AIM OF THE EXERCISE ::
Show every line in the records below that contains the word "Gymnastics".

[BEGIN RECORD LIST]

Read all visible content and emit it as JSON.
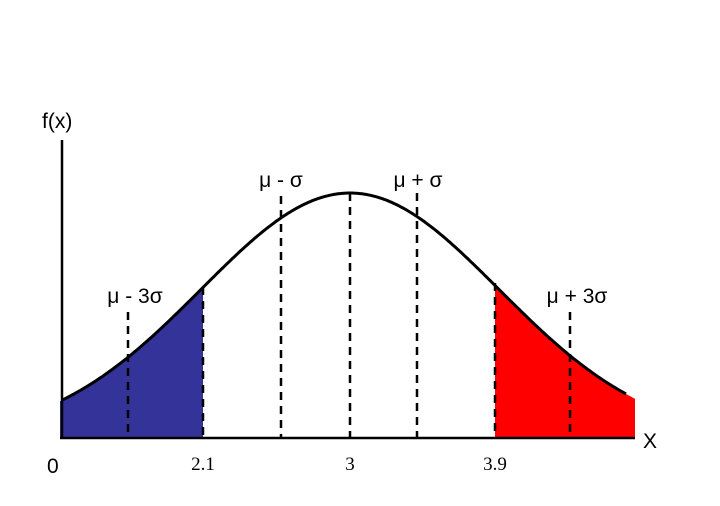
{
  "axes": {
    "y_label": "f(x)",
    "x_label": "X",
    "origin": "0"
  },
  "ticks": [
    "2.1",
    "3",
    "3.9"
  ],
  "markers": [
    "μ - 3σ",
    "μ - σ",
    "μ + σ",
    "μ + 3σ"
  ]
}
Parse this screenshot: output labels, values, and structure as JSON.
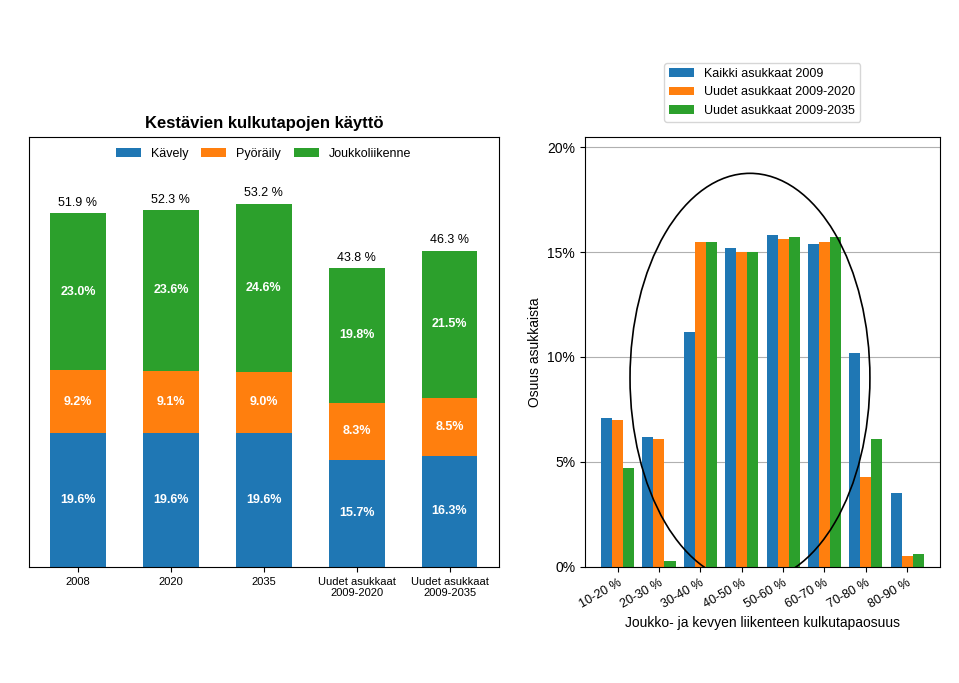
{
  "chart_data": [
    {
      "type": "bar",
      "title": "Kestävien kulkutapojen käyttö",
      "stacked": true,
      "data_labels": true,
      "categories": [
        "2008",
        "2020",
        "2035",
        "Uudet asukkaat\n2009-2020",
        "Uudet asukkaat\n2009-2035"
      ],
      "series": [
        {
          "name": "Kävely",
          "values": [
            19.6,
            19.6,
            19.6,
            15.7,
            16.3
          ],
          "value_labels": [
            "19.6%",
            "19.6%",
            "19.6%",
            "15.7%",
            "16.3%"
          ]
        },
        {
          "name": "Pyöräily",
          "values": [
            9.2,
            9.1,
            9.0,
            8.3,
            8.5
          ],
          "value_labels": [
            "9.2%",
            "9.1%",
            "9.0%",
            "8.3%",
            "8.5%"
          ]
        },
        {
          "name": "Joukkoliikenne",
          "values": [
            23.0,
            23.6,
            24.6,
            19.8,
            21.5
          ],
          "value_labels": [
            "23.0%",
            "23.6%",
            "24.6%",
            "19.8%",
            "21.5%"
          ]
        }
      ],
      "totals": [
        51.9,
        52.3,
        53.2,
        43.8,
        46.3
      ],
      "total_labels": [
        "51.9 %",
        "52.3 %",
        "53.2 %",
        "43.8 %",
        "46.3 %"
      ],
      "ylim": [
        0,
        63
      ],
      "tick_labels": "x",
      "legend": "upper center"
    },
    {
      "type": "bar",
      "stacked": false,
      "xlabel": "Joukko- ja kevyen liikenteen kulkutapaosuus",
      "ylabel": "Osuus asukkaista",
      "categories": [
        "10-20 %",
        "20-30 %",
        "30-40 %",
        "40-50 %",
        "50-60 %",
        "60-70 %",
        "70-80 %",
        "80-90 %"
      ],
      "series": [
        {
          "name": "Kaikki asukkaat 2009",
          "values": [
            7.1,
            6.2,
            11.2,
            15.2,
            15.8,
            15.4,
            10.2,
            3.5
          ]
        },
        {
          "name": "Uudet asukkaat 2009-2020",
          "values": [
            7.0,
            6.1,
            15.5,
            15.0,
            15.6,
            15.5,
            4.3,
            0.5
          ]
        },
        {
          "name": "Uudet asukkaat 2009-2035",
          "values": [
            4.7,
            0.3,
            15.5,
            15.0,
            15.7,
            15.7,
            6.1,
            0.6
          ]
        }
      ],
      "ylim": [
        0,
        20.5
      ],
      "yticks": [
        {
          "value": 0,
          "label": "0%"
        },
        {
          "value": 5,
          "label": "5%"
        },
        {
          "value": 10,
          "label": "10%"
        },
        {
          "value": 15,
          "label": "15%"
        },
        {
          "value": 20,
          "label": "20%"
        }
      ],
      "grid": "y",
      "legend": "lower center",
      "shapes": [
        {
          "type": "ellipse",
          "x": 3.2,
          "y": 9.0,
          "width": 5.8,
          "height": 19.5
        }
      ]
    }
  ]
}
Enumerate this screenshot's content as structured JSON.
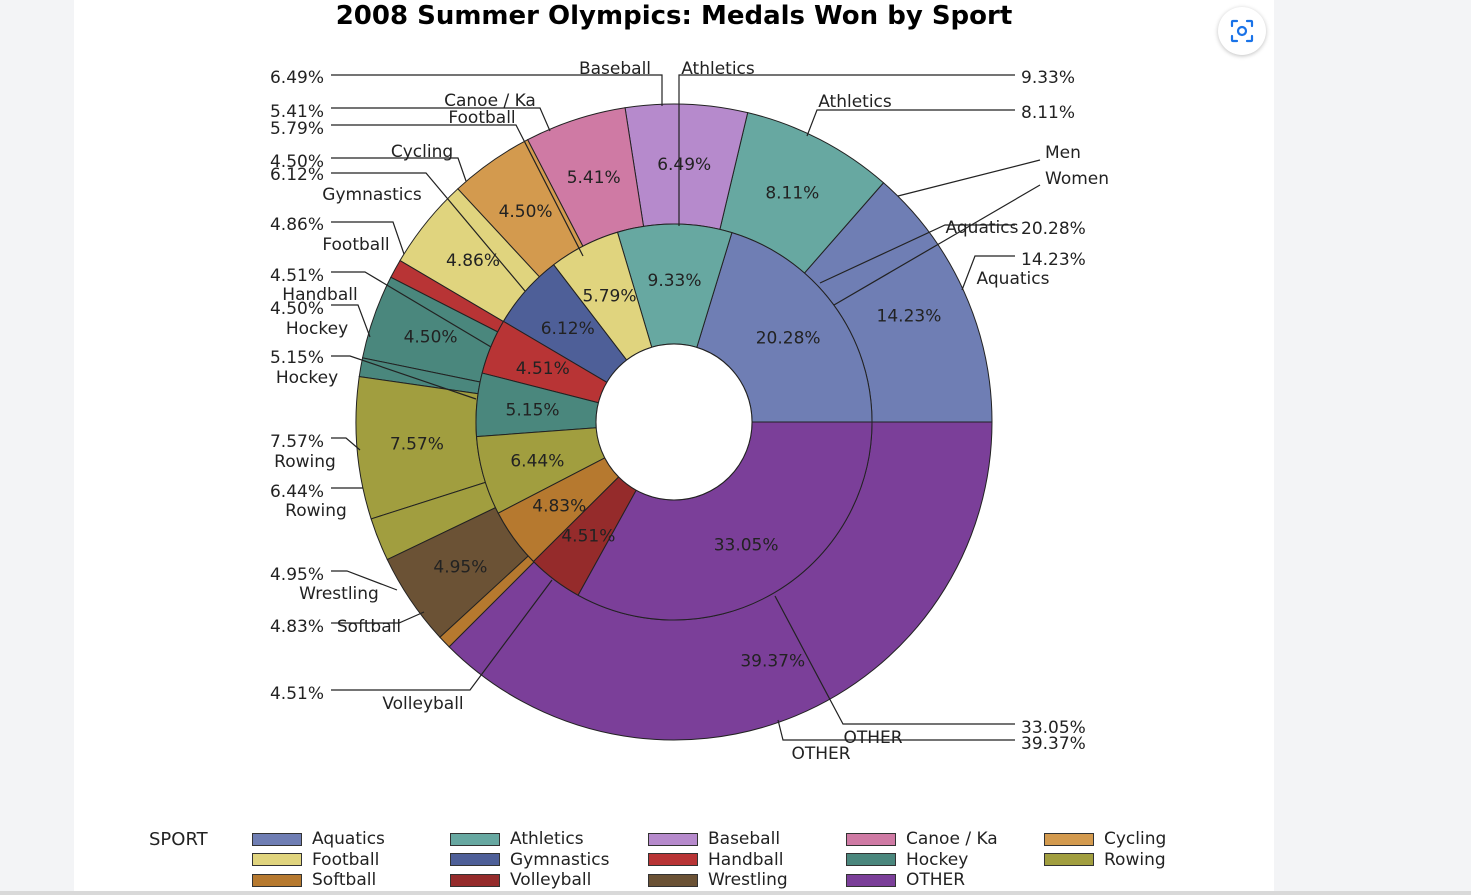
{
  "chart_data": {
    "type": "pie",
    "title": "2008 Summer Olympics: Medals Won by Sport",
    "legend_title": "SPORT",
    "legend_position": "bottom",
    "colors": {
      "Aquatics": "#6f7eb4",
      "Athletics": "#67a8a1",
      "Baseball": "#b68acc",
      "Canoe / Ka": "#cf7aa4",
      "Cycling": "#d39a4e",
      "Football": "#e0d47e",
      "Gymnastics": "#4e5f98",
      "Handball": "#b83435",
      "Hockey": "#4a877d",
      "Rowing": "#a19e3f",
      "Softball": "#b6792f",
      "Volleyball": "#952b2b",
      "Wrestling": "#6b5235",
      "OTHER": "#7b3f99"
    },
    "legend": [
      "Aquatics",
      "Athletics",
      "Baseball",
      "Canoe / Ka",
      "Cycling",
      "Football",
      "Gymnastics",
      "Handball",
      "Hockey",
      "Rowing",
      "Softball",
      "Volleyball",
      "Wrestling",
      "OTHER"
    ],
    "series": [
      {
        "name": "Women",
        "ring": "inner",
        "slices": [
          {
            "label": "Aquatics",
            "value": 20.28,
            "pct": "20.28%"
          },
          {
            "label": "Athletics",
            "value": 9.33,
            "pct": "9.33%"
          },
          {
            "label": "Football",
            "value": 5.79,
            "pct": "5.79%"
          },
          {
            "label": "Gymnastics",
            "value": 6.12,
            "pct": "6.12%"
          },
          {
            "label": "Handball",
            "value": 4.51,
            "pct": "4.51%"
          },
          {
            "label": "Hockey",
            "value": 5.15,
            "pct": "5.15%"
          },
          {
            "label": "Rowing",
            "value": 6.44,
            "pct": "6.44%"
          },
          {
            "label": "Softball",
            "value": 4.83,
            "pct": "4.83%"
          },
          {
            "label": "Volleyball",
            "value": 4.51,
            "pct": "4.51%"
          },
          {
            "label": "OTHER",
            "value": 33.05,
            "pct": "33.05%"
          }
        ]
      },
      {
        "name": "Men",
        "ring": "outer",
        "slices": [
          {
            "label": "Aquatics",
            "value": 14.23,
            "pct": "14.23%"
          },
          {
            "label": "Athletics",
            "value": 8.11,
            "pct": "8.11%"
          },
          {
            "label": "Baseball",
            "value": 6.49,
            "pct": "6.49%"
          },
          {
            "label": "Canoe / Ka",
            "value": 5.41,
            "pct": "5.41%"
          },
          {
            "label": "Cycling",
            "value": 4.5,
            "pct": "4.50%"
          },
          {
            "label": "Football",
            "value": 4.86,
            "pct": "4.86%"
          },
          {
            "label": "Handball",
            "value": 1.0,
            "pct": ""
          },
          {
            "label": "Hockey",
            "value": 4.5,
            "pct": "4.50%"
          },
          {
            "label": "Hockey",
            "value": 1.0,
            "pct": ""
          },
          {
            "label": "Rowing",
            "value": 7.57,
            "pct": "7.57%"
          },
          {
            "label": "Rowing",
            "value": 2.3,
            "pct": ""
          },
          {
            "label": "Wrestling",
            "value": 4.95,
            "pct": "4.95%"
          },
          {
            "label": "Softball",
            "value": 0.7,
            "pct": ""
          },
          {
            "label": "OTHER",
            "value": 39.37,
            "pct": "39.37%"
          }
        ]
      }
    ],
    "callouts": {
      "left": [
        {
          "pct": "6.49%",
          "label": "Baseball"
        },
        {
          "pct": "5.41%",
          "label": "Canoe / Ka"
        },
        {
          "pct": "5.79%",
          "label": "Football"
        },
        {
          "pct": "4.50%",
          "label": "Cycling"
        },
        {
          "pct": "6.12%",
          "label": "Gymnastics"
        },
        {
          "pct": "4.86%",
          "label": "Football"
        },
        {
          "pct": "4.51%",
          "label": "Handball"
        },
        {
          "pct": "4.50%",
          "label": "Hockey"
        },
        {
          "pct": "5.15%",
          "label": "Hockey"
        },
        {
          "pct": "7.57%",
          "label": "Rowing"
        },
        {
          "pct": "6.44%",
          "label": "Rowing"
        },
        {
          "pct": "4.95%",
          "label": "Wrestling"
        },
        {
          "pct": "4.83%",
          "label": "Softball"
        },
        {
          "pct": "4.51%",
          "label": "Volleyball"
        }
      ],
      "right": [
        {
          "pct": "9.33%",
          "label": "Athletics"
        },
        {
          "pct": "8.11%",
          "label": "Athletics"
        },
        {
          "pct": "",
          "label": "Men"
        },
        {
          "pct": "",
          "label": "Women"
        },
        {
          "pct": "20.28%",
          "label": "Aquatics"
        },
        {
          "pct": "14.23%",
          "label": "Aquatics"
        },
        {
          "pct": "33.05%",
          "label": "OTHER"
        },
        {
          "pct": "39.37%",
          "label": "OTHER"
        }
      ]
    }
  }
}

[END RECORD LIST]

PROBLEM SOLUTION ::
      "Gymnastics": "#4e5f98",
      "Gymnastics",
            "label": "Gymnastics",
          "label": "Gymnastics"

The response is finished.